▶ **Given records**:
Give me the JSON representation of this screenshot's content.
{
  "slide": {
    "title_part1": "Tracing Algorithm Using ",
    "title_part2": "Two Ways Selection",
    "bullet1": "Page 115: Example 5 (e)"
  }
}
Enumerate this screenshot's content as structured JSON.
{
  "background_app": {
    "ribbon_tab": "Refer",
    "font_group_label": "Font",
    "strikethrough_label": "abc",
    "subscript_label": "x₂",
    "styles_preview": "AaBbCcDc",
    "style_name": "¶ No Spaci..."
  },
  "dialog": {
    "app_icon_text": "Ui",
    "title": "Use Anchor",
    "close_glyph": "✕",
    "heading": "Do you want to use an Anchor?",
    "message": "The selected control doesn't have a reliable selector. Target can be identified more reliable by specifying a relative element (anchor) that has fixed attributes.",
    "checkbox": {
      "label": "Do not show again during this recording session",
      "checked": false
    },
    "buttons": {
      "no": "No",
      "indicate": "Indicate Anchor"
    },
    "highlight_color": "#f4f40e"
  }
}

* * *

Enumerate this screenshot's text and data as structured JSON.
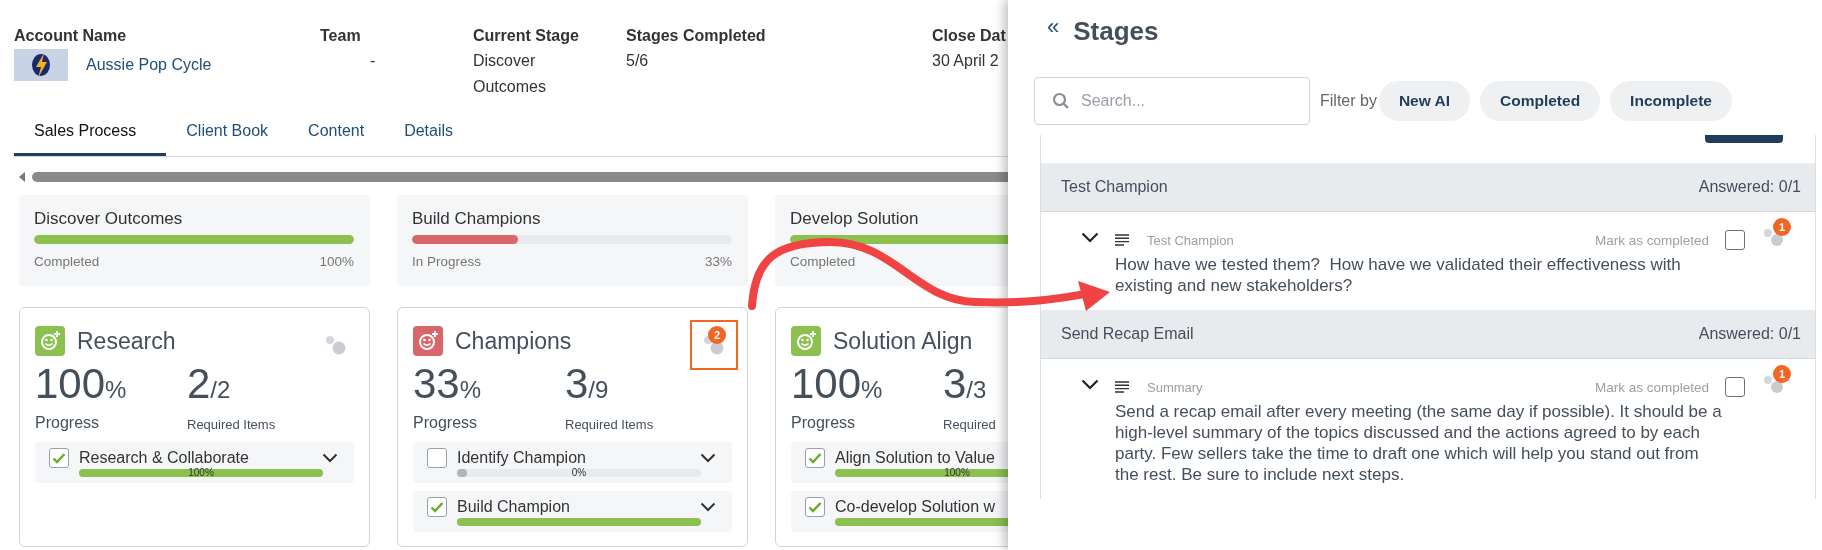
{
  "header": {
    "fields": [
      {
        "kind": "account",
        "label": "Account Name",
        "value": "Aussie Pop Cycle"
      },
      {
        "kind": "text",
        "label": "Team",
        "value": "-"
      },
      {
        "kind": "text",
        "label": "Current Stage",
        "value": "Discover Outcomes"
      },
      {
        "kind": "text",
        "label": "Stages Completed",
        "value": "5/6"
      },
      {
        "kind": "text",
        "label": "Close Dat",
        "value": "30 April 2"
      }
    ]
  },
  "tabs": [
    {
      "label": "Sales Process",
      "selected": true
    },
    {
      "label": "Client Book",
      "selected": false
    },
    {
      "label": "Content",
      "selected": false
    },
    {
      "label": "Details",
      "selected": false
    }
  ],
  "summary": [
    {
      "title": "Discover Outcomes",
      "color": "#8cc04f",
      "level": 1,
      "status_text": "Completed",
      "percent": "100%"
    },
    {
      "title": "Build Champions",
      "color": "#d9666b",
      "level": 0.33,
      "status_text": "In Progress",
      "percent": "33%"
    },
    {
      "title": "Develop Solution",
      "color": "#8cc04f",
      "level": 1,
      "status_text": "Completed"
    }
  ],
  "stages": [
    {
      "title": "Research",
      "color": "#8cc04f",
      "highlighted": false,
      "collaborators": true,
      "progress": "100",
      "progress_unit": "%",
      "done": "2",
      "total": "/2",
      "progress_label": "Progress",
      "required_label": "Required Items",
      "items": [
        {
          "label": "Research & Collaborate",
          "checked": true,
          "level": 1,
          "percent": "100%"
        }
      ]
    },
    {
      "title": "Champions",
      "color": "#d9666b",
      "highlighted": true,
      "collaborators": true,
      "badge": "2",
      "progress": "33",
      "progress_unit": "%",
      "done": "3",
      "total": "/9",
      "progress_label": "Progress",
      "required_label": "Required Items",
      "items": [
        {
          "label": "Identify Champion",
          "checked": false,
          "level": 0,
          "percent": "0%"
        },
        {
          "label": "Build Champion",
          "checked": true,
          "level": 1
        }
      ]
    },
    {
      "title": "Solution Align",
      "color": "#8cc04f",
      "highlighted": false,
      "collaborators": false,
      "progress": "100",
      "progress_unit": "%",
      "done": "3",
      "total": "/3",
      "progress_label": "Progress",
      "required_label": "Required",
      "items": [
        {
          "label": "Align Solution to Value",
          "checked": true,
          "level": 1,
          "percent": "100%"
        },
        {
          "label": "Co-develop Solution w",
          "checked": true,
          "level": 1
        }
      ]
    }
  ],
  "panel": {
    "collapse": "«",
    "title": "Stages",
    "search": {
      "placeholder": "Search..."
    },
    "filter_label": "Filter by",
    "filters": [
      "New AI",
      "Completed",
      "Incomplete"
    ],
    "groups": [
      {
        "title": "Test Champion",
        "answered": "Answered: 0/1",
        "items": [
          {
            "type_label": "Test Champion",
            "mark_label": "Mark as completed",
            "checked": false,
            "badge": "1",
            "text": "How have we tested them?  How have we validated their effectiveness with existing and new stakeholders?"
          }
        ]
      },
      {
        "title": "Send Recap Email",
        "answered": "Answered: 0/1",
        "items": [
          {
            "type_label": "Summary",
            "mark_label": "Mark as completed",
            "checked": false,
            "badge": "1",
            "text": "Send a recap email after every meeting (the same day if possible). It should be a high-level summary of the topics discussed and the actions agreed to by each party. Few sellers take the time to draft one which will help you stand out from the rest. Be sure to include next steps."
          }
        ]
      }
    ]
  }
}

▶ **Problem requirements**:
Take every line from the data above that holds "Enumerate" and copy it out.

▶ **Response to the exercise**:
Enumerate this screenshot's content as structured JSON.
Enumerate this screenshot's text and data as structured JSON.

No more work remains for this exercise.